→ TASK GOAL:
Can you quote the records below in full, word for word?

(Stored records)
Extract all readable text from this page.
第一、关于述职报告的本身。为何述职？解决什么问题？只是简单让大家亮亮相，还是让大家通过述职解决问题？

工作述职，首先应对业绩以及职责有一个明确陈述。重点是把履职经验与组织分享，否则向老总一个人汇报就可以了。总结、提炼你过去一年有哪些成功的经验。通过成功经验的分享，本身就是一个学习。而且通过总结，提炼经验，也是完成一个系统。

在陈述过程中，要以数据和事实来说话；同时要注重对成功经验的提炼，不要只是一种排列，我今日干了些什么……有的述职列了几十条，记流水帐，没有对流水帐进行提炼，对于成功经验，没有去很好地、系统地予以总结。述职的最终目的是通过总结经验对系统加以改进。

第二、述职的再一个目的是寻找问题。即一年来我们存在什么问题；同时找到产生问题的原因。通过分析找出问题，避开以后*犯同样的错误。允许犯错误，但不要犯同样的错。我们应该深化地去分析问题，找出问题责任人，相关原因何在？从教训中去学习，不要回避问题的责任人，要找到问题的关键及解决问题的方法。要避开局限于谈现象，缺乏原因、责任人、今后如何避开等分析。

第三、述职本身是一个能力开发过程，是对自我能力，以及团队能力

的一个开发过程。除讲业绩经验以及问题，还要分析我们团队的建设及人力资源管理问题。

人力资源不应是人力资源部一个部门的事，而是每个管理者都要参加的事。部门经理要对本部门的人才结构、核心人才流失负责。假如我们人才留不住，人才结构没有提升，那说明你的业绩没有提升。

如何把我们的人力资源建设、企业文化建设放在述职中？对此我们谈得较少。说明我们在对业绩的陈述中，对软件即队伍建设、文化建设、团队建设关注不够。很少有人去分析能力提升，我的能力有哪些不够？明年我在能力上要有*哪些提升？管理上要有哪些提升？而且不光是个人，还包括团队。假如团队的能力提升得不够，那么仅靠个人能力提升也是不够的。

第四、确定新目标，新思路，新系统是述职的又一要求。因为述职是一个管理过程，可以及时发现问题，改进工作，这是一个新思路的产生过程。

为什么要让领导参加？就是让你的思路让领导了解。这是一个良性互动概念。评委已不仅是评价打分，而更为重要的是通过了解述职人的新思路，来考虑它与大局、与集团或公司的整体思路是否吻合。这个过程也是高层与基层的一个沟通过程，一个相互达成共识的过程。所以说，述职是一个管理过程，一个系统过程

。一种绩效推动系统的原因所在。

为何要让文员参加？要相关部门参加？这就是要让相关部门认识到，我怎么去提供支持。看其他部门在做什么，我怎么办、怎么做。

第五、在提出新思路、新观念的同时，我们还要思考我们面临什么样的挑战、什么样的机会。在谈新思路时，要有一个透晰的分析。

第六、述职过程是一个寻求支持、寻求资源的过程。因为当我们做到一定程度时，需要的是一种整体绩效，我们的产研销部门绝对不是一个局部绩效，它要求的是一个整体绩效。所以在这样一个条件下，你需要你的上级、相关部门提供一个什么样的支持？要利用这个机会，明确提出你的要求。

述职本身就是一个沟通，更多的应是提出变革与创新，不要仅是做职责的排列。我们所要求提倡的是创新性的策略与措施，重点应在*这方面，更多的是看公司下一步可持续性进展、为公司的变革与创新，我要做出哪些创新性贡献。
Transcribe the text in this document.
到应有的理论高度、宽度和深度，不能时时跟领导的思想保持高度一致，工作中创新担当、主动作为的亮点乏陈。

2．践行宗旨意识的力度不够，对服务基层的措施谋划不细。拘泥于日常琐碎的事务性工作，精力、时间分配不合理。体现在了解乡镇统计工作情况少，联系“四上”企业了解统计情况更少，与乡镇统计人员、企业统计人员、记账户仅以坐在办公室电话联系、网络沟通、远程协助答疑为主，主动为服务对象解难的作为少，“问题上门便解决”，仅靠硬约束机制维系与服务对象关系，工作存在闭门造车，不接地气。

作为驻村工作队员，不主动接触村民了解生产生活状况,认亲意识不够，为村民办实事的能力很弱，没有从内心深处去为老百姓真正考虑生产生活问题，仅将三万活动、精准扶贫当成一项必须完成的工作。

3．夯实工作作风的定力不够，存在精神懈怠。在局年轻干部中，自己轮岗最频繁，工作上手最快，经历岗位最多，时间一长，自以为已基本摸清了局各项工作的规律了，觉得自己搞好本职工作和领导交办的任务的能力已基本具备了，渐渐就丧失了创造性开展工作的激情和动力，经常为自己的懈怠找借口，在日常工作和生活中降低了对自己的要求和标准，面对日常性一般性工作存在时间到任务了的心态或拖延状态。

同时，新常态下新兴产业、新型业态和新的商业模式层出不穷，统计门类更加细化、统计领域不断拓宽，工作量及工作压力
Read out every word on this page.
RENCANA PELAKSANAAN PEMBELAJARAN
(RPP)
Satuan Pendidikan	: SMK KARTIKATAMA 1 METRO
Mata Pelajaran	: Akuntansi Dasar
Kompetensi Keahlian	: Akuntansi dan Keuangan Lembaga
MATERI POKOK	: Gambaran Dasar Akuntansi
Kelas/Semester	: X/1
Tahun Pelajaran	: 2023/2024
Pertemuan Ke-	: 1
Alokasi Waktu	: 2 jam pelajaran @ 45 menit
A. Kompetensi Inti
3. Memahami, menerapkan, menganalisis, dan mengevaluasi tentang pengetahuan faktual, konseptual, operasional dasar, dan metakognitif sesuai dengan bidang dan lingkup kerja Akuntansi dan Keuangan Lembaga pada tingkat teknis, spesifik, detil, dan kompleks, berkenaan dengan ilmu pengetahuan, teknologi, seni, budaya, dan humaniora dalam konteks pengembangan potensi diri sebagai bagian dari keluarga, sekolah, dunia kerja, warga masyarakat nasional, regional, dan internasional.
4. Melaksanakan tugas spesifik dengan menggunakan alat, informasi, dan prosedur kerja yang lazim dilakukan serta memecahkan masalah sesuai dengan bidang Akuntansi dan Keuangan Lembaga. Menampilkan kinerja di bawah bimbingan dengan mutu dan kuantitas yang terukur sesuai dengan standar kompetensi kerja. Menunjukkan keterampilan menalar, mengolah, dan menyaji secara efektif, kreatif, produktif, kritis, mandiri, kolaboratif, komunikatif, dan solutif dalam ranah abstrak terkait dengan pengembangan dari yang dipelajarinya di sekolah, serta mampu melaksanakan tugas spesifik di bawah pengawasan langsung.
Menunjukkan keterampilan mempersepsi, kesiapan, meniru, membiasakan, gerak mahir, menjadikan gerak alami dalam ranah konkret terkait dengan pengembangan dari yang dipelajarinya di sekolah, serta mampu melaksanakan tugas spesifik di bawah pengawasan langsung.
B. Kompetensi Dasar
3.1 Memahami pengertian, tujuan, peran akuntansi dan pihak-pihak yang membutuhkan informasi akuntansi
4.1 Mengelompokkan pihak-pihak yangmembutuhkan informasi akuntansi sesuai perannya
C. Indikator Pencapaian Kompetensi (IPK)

→ EXERCISE OUTPUT:
Extract all readable text from this page.
第一、关于述职报告的本身。为何述职？解决什么问题？只是简单让大家亮亮相，还是让大家通过述职解决问题？

工作述职，首先应对业绩以及职责有一个明确陈述。重点是把履职经验与组织分享，否则向老总一个人汇报就可以了。总结、提炼你过去一年有哪些成功的经验。通过成功经验的分享，本身就是一个学习。而且通过总结，提炼经验，也是完成一个系统。

在陈述过程中，要以数据和事实来说话；同时要注重对成功经验的提炼，不要只是一种排列，我今日干了些什么……有的述职列了几十条，记流水帐，没有对流水帐进行提炼，对于成功经验，没有去很好地、系统地予以总结。述职的最终目的是通过总结经验对系统加以改进。

第二、述职的再一个目的是寻找问题。即一年来我们存在什么问题；同时找到产生问题的原因。通过分析找出问题，避开以后*犯同样的错误。允许犯错误，但不要犯同样的错。我们应该深化地去分析问题，找出问题责任人，相关原因何在？从教训中去学习，不要回避问题的责任人，要找到问题的关键及解决问题的方法。要避开局限于谈现象，缺乏原因、责任人、今后如何避开等分析。

第三、述职本身是一个能力开发过程，是对自我能力，以及团队能力

的一个开发过程。除讲业绩经验以及问题，还要分析我们团队的建设及人力资源管理问题。

人力资源不应是人力资源部一个部门的事，而是每个管理者都要参加的事。部门经理要对本部门的人才结构、核心人才流失负责。假如我们人才留不住，人才结构没有提升，那说明你的业绩没有提升。

如何把我们的人力资源建设、企业文化建设放在述职中？对此我们谈得较少。说明我们在对业绩的陈述中，对软件即队伍建设、文化建设、团队建设关注不够。很少有人去分析能力提升，我的能力有哪些不够？明年我在能力上要有*哪些提升？管理上要有哪些提升？而且不光是个人，还包括团队。假如团队的能力提升得不够，那么仅靠个人能力提升也是不够的。

第四、确定新目标，新思路，新系统是述职的又一要求。因为述职是一个管理过程，可以及时发现问题，改进工作，这是一个新思路的产生过程。

为什么要让领导参加？就是让你的思路让领导了解。这是一个良性互动概念。评委已不仅是评价打分，而更为重要的是通过了解述职人的新思路，来考虑它与大局、与集团或公司的整体思路是否吻合。这个过程也是高层与基层的一个沟通过程，一个相互达成共识的过程。所以说，述职是一个管理过程，一个系统过程

。一种绩效推动系统的原因所在。

为何要让文员参加？要相关部门参加？这就是要让相关部门认识到，我怎么去提供支持。看其他部门在做什么，我怎么办、怎么做。

第五、在提出新思路、新观念的同时，我们还要思考我们面临什么样的挑战、什么样的机会。在谈新思路时，要有一个透晰的分析。

第六、述职过程是一个寻求支持、寻求资源的过程。因为当我们做到一定程度时，需要的是一种整体绩效，我们的产研销部门绝对不是一个局部绩效，它要求的是一个整体绩效。所以在这样一个条件下，你需要你的上级、相关部门提供一个什么样的支持？要利用这个机会，明确提出你的要求。

述职本身就是一个沟通，更多的应是提出变革与创新，不要仅是做职责的排列。我们所要求提倡的是创新性的策略与措施，重点应在*这方面，更多的是看公司下一步可持续性进展、为公司的变革与创新，我要做出哪些创新性贡献。
Transcribe the text in this document.
到应有的理论高度、宽度和深度，不能时时跟领导的思想保持高度一致，工作中创新担当、主动作为的亮点乏陈。

2．践行宗旨意识的力度不够，对服务基层的措施谋划不细。拘泥于日常琐碎的事务性工作，精力、时间分配不合理。体现在了解乡镇统计工作情况少，联系“四上”企业了解统计情况更少，与乡镇统计人员、企业统计人员、记账户仅以坐在办公室电话联系、网络沟通、远程协助答疑为主，主动为服务对象解难的作为少，“问题上门便解决”，仅靠硬约束机制维系与服务对象关系，工作存在闭门造车，不接地气。

作为驻村工作队员，不主动接触村民了解生产生活状况,认亲意识不够，为村民办实事的能力很弱，没有从内心深处去为老百姓真正考虑生产生活问题，仅将三万活动、精准扶贫当成一项必须完成的工作。

3．夯实工作作风的定力不够，存在精神懈怠。在局年轻干部中，自己轮岗最频繁，工作上手最快，经历岗位最多，时间一长，自以为已基本摸清了局各项工作的规律了，觉得自己搞好本职工作和领导交办的任务的能力已基本具备了，渐渐就丧失了创造性开展工作的激情和动力，经常为自己的懈怠找借口，在日常工作和生活中降低了对自己的要求和标准，面对日常性一般性工作存在时间到任务了的心态或拖延状态。

同时，新常态下新兴产业、新型业态和新的商业模式层出不穷，统计门类更加细化、统计领域不断拓宽，工作量及工作压力
Read out every word on this page.
RENCANA PELAKSANAAN PEMBELAJARAN
(RPP)
Satuan Pendidikan	: SMK KARTIKATAMA 1 METRO
Mata Pelajaran	: Akuntansi Dasar
Kompetensi Keahlian	: Akuntansi dan Keuangan Lembaga
MATERI POKOK	: Gambaran Dasar Akuntansi
Kelas/Semester	: X/1
Tahun Pelajaran	: 2023/2024
Pertemuan Ke-	: 1
Alokasi Waktu	: 2 jam pelajaran @ 45 menit
A. Kompetensi Inti
3. Memahami, menerapkan, menganalisis, dan mengevaluasi tentang pengetahuan faktual, konseptual, operasional dasar, dan metakognitif sesuai dengan bidang dan lingkup kerja Akuntansi dan Keuangan Lembaga pada tingkat teknis, spesifik, detil, dan kompleks, berkenaan dengan ilmu pengetahuan, teknologi, seni, budaya, dan humaniora dalam konteks pengembangan potensi diri sebagai bagian dari keluarga, sekolah, dunia kerja, warga masyarakat nasional, regional, dan internasional.
4. Melaksanakan tugas spesifik dengan menggunakan alat, informasi, dan prosedur kerja yang lazim dilakukan serta memecahkan masalah sesuai dengan bidang Akuntansi dan Keuangan Lembaga. Menampilkan kinerja di bawah bimbingan dengan mutu dan kuantitas yang terukur sesuai dengan standar kompetensi kerja. Menunjukkan keterampilan menalar, mengolah, dan menyaji secara efektif, kreatif, produktif, kritis, mandiri, kolaboratif, komunikatif, dan solutif dalam ranah abstrak terkait dengan pengembangan dari yang dipelajarinya di sekolah, serta mampu melaksanakan tugas spesifik di bawah pengawasan langsung.
Menunjukkan keterampilan mempersepsi, kesiapan, meniru, membiasakan, gerak mahir, menjadikan gerak alami dalam ranah konkret terkait dengan pengembangan dari yang dipelajarinya di sekolah, serta mampu melaksanakan tugas spesifik di bawah pengawasan langsung.
B. Kompetensi Dasar
3.1 Memahami pengertian, tujuan, peran akuntansi dan pihak-pihak yang membutuhkan informasi akuntansi
4.1 Mengelompokkan pihak-pihak yangmembutuhkan informasi akuntansi sesuai perannya
C. Indikator Pencapaian Kompetensi (IPK)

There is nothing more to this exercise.